Given problem
List each row below that contains the string "title", copying every such row in full. Treat uppercase and lowercase letters as different.

Records shown
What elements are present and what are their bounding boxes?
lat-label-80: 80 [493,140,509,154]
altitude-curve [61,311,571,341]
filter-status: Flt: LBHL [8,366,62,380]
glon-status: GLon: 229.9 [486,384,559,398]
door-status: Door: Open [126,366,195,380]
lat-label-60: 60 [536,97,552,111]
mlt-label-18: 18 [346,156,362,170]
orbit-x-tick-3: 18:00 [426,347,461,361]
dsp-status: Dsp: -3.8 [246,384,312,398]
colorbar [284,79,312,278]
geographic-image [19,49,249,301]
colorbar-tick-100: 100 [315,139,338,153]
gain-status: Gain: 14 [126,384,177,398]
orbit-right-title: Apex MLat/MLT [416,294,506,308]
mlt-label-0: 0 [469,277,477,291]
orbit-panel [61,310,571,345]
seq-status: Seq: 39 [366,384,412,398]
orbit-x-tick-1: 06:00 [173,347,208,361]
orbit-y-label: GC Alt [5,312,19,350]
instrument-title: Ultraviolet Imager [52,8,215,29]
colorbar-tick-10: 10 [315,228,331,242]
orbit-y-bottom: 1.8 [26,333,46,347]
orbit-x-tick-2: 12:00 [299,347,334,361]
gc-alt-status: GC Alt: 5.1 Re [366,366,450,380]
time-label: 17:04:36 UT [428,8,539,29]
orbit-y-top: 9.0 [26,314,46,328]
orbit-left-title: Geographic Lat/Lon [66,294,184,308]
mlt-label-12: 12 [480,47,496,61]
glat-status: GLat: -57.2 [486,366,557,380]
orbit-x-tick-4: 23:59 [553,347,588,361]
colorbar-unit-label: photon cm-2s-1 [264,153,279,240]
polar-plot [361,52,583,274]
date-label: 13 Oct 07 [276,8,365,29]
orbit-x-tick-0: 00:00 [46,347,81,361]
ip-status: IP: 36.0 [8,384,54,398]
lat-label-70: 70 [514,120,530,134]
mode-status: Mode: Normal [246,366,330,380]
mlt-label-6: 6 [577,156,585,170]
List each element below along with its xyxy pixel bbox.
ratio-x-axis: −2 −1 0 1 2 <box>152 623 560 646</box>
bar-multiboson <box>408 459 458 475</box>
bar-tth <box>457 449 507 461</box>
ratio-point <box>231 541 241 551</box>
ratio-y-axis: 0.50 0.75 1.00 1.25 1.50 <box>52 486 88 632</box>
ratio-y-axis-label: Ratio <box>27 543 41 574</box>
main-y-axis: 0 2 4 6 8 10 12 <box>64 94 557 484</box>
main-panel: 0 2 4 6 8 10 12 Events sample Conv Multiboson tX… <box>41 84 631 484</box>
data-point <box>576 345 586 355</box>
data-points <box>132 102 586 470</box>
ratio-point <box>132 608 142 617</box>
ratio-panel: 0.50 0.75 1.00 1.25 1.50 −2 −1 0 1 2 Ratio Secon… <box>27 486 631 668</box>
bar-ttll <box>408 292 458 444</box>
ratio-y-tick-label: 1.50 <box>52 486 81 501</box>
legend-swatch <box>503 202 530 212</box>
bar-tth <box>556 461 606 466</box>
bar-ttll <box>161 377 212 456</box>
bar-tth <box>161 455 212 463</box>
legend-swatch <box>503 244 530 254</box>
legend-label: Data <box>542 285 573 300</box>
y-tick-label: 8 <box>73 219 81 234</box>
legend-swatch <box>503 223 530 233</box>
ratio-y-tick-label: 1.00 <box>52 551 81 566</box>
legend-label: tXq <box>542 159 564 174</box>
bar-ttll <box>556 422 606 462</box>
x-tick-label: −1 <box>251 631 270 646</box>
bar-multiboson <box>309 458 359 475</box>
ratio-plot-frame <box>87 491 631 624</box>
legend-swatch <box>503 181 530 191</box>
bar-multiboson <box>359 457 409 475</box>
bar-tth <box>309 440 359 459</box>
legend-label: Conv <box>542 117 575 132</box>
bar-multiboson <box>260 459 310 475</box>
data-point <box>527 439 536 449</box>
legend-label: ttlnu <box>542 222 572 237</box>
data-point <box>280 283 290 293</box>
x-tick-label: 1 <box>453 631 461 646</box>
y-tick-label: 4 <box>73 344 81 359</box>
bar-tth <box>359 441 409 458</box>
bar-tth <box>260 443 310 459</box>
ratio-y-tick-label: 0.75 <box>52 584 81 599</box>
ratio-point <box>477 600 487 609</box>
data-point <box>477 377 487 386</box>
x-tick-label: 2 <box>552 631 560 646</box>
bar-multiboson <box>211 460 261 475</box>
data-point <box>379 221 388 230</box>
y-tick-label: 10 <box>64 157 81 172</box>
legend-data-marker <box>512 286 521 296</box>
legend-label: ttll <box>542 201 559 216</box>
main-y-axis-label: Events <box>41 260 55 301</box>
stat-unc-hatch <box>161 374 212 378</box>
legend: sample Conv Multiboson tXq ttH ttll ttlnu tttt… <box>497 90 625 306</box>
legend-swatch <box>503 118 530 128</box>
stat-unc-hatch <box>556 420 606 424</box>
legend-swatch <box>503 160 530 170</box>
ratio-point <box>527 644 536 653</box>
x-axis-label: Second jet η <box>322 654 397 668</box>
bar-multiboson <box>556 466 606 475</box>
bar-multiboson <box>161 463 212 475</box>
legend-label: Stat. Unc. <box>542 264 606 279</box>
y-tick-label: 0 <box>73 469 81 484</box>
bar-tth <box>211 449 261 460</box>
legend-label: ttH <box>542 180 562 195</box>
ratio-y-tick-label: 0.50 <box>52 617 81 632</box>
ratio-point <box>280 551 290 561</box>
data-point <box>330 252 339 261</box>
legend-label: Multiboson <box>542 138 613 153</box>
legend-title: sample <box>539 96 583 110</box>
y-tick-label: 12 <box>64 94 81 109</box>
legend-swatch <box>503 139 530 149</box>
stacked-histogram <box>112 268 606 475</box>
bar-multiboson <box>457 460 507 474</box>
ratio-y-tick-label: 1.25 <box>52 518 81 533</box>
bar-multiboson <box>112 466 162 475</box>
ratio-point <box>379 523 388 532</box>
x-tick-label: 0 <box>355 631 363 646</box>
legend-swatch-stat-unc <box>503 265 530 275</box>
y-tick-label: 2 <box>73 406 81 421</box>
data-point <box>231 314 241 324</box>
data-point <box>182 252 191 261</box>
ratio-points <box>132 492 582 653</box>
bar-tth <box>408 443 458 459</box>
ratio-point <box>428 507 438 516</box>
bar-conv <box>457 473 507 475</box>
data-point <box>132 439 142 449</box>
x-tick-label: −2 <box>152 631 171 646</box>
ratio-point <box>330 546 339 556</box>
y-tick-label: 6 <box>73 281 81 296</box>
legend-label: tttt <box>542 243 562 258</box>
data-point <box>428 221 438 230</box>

Written answer
orbit-right-title: Apex MLat/MLT [416,294,506,308]
instrument-title: Ultraviolet Imager [52,8,215,29]
orbit-left-title: Geographic Lat/Lon [66,294,184,308]
legend-title: sample <box>539 96 583 110</box>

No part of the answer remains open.